Print the stretch of rows from the line that contains "observation-timestamp: 18-Sep-2014 21:46:23.884" through the line that contains "disk-speck bbox=[266, 378, 271, 381]", reproducing each line exactly.

──────────

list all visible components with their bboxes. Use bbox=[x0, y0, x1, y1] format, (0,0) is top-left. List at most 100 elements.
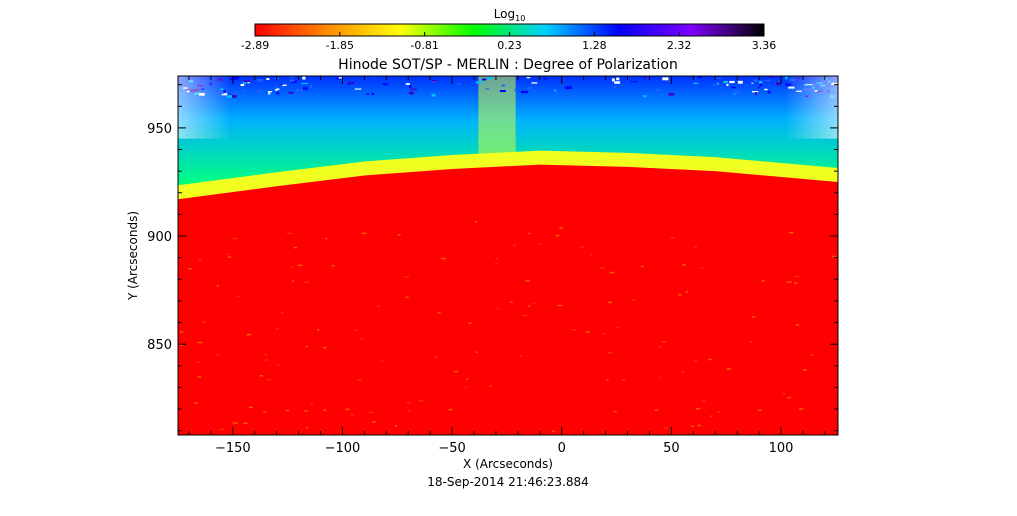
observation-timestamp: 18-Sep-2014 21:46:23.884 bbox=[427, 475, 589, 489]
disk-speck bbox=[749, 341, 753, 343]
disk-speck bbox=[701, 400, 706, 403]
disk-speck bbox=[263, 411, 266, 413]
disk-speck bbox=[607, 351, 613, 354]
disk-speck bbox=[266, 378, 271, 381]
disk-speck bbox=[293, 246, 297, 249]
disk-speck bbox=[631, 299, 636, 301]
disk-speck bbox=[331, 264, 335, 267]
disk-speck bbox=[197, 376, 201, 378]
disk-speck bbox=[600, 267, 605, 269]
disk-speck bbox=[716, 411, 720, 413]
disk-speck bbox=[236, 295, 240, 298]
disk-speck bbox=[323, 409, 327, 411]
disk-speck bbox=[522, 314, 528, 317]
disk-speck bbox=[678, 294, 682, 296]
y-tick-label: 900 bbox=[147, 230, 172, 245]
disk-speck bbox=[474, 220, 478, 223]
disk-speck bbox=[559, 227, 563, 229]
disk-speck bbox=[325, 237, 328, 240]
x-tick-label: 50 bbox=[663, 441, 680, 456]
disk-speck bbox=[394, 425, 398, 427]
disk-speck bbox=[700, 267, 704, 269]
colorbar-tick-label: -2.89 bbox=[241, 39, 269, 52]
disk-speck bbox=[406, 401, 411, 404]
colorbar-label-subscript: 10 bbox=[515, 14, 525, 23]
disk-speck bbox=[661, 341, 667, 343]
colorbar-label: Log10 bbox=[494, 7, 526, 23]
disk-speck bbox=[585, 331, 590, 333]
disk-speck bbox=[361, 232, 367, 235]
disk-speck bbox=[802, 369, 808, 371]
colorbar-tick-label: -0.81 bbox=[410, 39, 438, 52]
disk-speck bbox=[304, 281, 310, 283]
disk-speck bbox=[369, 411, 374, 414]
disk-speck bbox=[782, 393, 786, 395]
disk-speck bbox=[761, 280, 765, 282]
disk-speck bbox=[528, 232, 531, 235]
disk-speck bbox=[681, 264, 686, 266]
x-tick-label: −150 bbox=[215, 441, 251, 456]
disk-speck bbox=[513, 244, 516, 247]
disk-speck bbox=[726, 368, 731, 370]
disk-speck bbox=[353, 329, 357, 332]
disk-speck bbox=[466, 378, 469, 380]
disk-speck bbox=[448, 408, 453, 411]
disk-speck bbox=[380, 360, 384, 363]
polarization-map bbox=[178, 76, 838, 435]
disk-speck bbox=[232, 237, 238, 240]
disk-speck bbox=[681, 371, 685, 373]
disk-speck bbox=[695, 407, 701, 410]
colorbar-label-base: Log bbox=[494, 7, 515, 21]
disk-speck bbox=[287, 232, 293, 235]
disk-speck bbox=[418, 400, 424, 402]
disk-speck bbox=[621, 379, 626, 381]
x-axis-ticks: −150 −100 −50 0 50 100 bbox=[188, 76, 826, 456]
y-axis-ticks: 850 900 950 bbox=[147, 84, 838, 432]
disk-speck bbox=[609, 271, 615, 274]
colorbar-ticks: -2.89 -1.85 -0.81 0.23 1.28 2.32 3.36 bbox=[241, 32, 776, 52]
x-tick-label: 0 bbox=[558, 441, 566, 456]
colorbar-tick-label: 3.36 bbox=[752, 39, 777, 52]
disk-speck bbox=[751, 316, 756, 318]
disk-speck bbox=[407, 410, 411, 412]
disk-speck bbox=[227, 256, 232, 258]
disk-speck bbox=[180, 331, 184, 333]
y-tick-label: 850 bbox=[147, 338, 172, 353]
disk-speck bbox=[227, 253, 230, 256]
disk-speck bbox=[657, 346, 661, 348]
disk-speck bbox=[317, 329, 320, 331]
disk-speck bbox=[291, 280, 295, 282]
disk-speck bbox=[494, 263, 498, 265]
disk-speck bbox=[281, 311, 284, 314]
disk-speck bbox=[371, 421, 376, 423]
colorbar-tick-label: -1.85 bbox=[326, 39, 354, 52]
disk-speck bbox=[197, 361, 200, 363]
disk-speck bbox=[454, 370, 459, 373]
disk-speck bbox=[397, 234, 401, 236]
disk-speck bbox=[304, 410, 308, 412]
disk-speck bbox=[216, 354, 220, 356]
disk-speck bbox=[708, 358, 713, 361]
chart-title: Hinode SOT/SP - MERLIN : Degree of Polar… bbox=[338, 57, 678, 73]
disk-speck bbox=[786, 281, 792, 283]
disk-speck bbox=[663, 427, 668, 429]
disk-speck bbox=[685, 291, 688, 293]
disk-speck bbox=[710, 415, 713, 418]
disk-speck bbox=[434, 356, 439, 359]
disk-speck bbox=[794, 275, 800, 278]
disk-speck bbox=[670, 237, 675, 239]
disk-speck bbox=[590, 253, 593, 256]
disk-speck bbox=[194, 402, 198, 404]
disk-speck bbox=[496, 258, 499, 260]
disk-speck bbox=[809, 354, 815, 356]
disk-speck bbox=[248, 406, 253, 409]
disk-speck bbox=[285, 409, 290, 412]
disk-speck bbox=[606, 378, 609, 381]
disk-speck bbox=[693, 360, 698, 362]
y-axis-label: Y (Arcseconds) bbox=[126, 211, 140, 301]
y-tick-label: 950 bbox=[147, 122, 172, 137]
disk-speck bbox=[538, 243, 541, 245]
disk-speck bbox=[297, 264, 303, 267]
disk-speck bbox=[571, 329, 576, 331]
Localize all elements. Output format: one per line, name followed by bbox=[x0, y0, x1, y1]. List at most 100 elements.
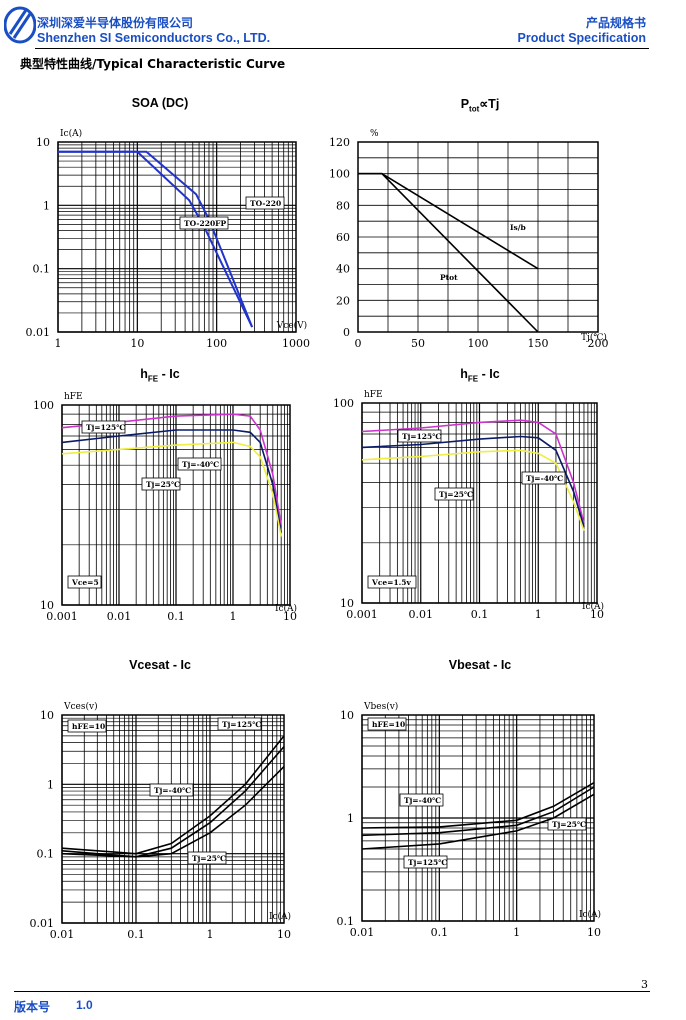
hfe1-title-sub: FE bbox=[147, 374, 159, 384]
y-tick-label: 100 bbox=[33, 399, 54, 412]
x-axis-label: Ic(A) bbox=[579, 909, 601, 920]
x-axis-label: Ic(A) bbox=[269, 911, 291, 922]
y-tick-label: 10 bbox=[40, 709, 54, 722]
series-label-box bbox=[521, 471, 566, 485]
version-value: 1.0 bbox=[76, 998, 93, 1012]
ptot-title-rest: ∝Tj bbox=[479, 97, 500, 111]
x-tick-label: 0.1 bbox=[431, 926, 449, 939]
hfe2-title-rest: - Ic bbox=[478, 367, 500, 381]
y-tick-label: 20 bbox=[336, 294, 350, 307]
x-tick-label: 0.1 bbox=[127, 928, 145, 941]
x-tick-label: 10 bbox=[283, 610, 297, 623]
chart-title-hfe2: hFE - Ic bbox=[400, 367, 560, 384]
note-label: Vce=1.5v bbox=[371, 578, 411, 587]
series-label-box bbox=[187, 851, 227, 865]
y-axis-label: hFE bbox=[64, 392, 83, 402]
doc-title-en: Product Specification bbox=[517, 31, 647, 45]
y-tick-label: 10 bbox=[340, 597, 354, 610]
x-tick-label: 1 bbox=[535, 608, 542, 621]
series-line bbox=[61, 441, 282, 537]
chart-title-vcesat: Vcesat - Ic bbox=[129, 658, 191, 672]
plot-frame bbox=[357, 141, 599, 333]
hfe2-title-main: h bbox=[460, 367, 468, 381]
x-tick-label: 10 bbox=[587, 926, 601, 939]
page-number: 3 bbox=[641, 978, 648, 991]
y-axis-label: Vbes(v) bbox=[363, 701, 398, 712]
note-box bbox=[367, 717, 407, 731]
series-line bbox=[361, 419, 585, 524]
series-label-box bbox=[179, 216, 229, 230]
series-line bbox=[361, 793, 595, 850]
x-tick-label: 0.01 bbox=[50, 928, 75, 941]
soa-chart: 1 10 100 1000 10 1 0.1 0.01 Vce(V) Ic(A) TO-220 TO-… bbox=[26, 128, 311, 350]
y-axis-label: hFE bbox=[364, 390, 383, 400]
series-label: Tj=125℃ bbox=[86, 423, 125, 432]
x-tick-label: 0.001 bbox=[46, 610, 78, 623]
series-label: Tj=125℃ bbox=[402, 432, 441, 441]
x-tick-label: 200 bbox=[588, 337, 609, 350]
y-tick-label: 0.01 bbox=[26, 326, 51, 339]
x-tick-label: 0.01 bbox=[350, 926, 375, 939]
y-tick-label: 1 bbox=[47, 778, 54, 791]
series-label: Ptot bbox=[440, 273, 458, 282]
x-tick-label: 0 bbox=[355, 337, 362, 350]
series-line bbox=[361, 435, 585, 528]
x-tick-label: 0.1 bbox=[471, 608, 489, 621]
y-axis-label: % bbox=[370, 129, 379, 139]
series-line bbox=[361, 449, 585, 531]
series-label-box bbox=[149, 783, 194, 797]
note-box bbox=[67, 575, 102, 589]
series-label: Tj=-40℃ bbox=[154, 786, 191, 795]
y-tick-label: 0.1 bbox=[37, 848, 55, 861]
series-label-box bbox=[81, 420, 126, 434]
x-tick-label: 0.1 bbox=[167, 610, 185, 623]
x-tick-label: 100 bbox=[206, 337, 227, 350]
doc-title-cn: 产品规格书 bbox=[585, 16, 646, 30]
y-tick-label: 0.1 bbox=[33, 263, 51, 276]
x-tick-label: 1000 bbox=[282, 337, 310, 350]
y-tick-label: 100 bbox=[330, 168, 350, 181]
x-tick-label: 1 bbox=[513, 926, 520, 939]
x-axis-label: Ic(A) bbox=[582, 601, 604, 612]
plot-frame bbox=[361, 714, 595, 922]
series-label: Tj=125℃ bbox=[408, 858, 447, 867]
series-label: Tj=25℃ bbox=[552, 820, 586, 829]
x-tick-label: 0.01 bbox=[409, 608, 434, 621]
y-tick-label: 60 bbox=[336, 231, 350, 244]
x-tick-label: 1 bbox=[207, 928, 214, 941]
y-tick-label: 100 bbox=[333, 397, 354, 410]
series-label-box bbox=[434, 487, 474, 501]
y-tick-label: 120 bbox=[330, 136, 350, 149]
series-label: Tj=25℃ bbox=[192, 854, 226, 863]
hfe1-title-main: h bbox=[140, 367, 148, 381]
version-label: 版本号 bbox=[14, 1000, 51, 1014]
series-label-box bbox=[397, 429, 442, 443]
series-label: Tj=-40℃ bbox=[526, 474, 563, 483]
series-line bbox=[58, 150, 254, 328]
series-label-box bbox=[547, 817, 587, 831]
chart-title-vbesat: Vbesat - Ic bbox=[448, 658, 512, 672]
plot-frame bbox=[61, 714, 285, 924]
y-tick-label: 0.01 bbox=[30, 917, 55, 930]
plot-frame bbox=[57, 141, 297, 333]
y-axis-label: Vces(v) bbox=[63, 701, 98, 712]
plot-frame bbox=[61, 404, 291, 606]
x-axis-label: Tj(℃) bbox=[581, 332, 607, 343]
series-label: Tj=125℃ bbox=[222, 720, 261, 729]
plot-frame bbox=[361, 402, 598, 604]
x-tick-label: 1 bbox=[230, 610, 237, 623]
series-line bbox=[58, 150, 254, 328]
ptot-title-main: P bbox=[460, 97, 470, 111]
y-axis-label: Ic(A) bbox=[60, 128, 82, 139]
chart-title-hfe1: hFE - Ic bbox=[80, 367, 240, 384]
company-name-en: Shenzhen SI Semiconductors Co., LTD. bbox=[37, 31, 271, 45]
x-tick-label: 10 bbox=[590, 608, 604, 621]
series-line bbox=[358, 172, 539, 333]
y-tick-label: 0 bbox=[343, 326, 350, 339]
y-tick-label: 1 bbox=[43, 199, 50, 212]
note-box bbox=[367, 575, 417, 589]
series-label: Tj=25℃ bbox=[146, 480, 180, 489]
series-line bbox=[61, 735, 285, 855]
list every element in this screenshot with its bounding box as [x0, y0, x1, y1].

──────────

● SOLUTION TO THE EXERCISE:
observation-timestamp: 18-Sep-2014 21:46:23.884 bbox=[427, 475, 589, 489]
disk-speck bbox=[749, 341, 753, 343]
disk-speck bbox=[701, 400, 706, 403]
disk-speck bbox=[263, 411, 266, 413]
disk-speck bbox=[607, 351, 613, 354]
disk-speck bbox=[266, 378, 271, 381]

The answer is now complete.